## begin PROVIDED RECORDS

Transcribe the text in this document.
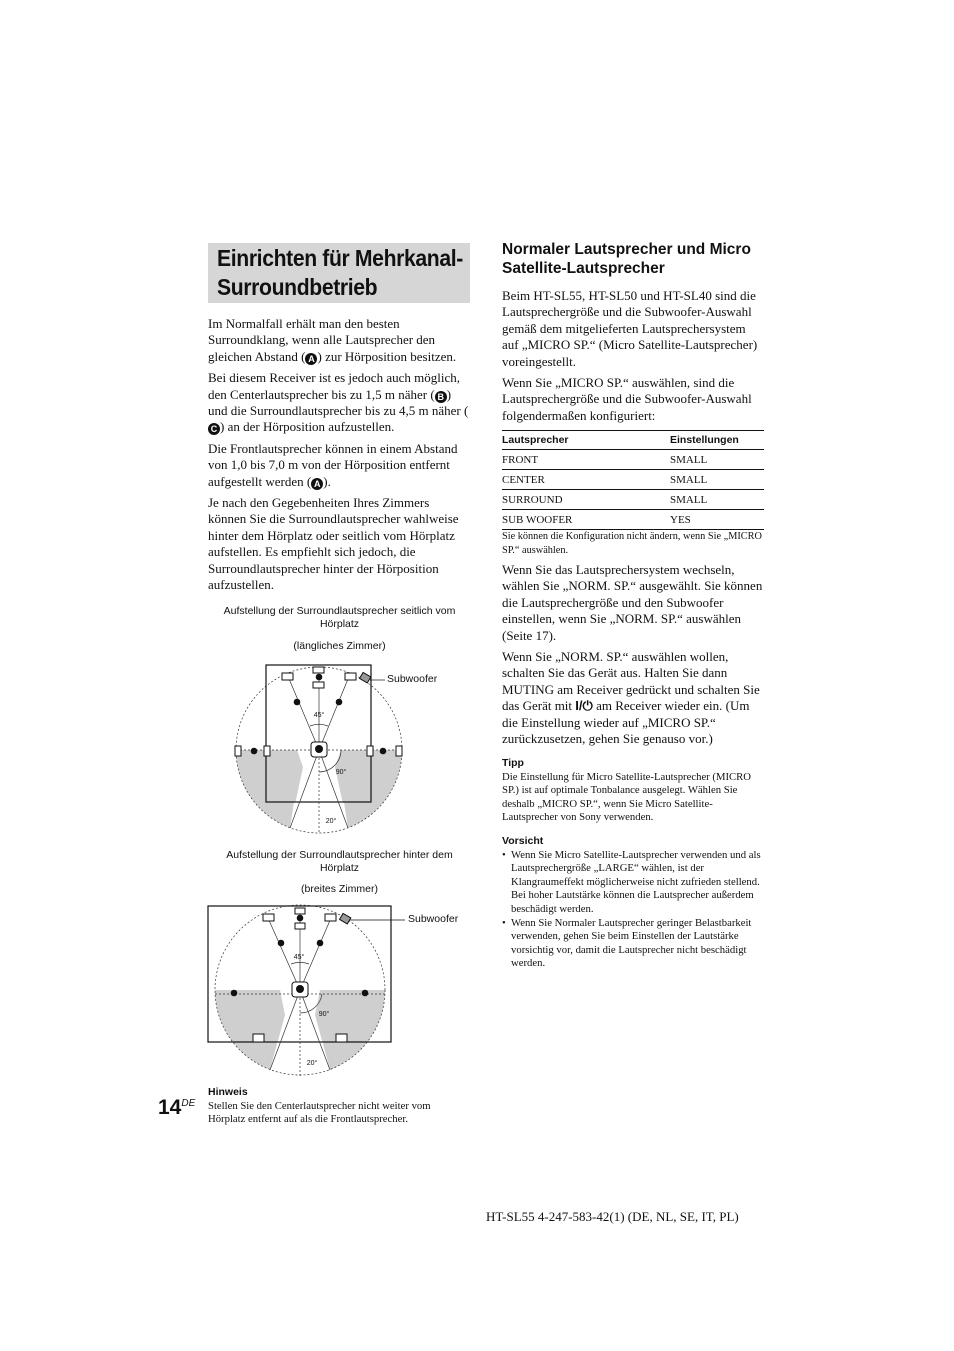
Einrichten für Mehrkanal-
Surroundbetrieb

Im Normalfall erhält man den besten Surroundklang, wenn alle Lautsprecher den gleichen Abstand ( A ) zur Hörposition besitzen.

Bei diesem Receiver ist es jedoch auch möglich, den Centerlautsprecher bis zu 1,5 m näher ( B ) und die Surroundlautsprecher bis zu 4,5 m näher (C ) an der Hörposition aufzustellen.

Die Frontlautsprecher können in einem Abstand von 1,0 bis 7,0 m von der Hörposition entfernt aufgestellt werden ( A ).

Je nach den Gegebenheiten Ihres Zimmers können Sie die Surroundlautsprecher wahlweise hinter dem Hörplatz oder seitlich vom Hörplatz aufstellen. Es empfiehlt sich jedoch, die Surroundlautsprecher hinter der Hörposition aufzustellen.

Aufstellung der Surroundlautsprecher seitlich vom Hörplatz
(längliches Zimmer)
45°
90°
20°
Subwoofer
Aufstellung der Surroundlautsprecher hinter dem Hörplatz
(breites Zimmer)
45°
90°
20°
Subwoofer
Hinweis
Stellen Sie den Centerlautsprecher nicht weiter vom Hörplatz entfernt auf als die Frontlautsprecher.
14DE
Normaler Lautsprecher und Micro Satellite-Lautsprecher

Beim HT-SL55, HT-SL50 und HT-SL40 sind die Lautsprechergröße und die Subwoofer-Auswahl gemäß dem mitgelieferten Lautsprechersystem auf „MICRO SP.“ (Micro Satellite-Lautsprecher) voreingestellt.

Wenn Sie „MICRO SP.“ auswählen, sind die Lautsprechergröße und die Subwoofer-Auswahl folgendermaßen konfiguriert:

Lautsprecher	Einstellungen
FRONT	SMALL
CENTER	SMALL
SURROUND	SMALL
SUB WOOFER	YES
Sie können die Konfiguration nicht ändern, wenn Sie „MICRO SP.“ auswählen.

Wenn Sie das Lautsprechersystem wechseln, wählen Sie „NORM. SP.“ ausgewählt. Sie können die Lautsprechergröße und den Subwoofer einstellen, wenn Sie „NORM. SP.“ auswählen (Seite 17).

Wenn Sie „NORM. SP.“ auswählen wollen, schalten Sie das Gerät aus. Halten Sie dann MUTING am Receiver gedrückt und schalten Sie das Gerät mit I/⏻ am Receiver wieder ein. (Um die Einstellung wieder auf „MICRO SP.“ zurückzusetzen, gehen Sie genauso vor.)

Tipp
Die Einstellung für Micro Satellite-Lautsprecher (MICRO SP.) ist auf optimale Tonbalance ausgelegt. Wählen Sie deshalb „MICRO SP.“, wenn Sie Micro Satellite-Lautsprecher von Sony verwenden.
Vorsicht
• Wenn Sie Micro Satellite-Lautsprecher verwenden und als Lautsprechergröße „LARGE“ wählen, ist der Klangraumeffekt möglicherweise nicht zufrieden stellend. Bei hoher Lautstärke können die Lautsprecher außerdem beschädigt werden.
• Wenn Sie Normaler Lautsprecher geringer Belastbarkeit verwenden, gehen Sie beim Einstellen der Lautstärke vorsichtig vor, damit die Lautsprecher nicht beschädigt werden.
HT-SL55 4-247-583-42(1) (DE, NL, SE, IT, PL)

## end PROVIDED RECORDS

JOB:
Reproduce the material in full, word for word, and omit the pictures.

REPLY TO THE EXERCISE:
Transcribe the text in this document.
Einrichten für Mehrkanal-
Surroundbetrieb

Im Normalfall erhält man den besten Surroundklang, wenn alle Lautsprecher den gleichen Abstand ( A ) zur Hörposition besitzen.

Bei diesem Receiver ist es jedoch auch möglich, den Centerlautsprecher bis zu 1,5 m näher ( B ) und die Surroundlautsprecher bis zu 4,5 m näher (C ) an der Hörposition aufzustellen.

Die Frontlautsprecher können in einem Abstand von 1,0 bis 7,0 m von der Hörposition entfernt aufgestellt werden ( A ).

Je nach den Gegebenheiten Ihres Zimmers können Sie die Surroundlautsprecher wahlweise hinter dem Hörplatz oder seitlich vom Hörplatz aufstellen. Es empfiehlt sich jedoch, die Surroundlautsprecher hinter der Hörposition aufzustellen.

Aufstellung der Surroundlautsprecher seitlich vom Hörplatz
(längliches Zimmer)
45°
90°
20°
Subwoofer
Aufstellung der Surroundlautsprecher hinter dem Hörplatz
(breites Zimmer)
45°
90°
20°
Subwoofer
Hinweis
Stellen Sie den Centerlautsprecher nicht weiter vom Hörplatz entfernt auf als die Frontlautsprecher.
14DE
Normaler Lautsprecher und Micro Satellite-Lautsprecher

Beim HT-SL55, HT-SL50 und HT-SL40 sind die Lautsprechergröße und die Subwoofer-Auswahl gemäß dem mitgelieferten Lautsprechersystem auf „MICRO SP.“ (Micro Satellite-Lautsprecher) voreingestellt.

Wenn Sie „MICRO SP.“ auswählen, sind die Lautsprechergröße und die Subwoofer-Auswahl folgendermaßen konfiguriert:

Lautsprecher	Einstellungen
FRONT	SMALL
CENTER	SMALL
SURROUND	SMALL
SUB WOOFER	YES
Sie können die Konfiguration nicht ändern, wenn Sie „MICRO SP.“ auswählen.

Wenn Sie das Lautsprechersystem wechseln, wählen Sie „NORM. SP.“ ausgewählt. Sie können die Lautsprechergröße und den Subwoofer einstellen, wenn Sie „NORM. SP.“ auswählen (Seite 17).

Wenn Sie „NORM. SP.“ auswählen wollen, schalten Sie das Gerät aus. Halten Sie dann MUTING am Receiver gedrückt und schalten Sie das Gerät mit I/⏻ am Receiver wieder ein. (Um die Einstellung wieder auf „MICRO SP.“ zurückzusetzen, gehen Sie genauso vor.)

Tipp
Die Einstellung für Micro Satellite-Lautsprecher (MICRO SP.) ist auf optimale Tonbalance ausgelegt. Wählen Sie deshalb „MICRO SP.“, wenn Sie Micro Satellite-Lautsprecher von Sony verwenden.
Vorsicht
• Wenn Sie Micro Satellite-Lautsprecher verwenden und als Lautsprechergröße „LARGE“ wählen, ist der Klangraumeffekt möglicherweise nicht zufrieden stellend. Bei hoher Lautstärke können die Lautsprecher außerdem beschädigt werden.
• Wenn Sie Normaler Lautsprecher geringer Belastbarkeit verwenden, gehen Sie beim Einstellen der Lautstärke vorsichtig vor, damit die Lautsprecher nicht beschädigt werden.
HT-SL55 4-247-583-42(1) (DE, NL, SE, IT, PL)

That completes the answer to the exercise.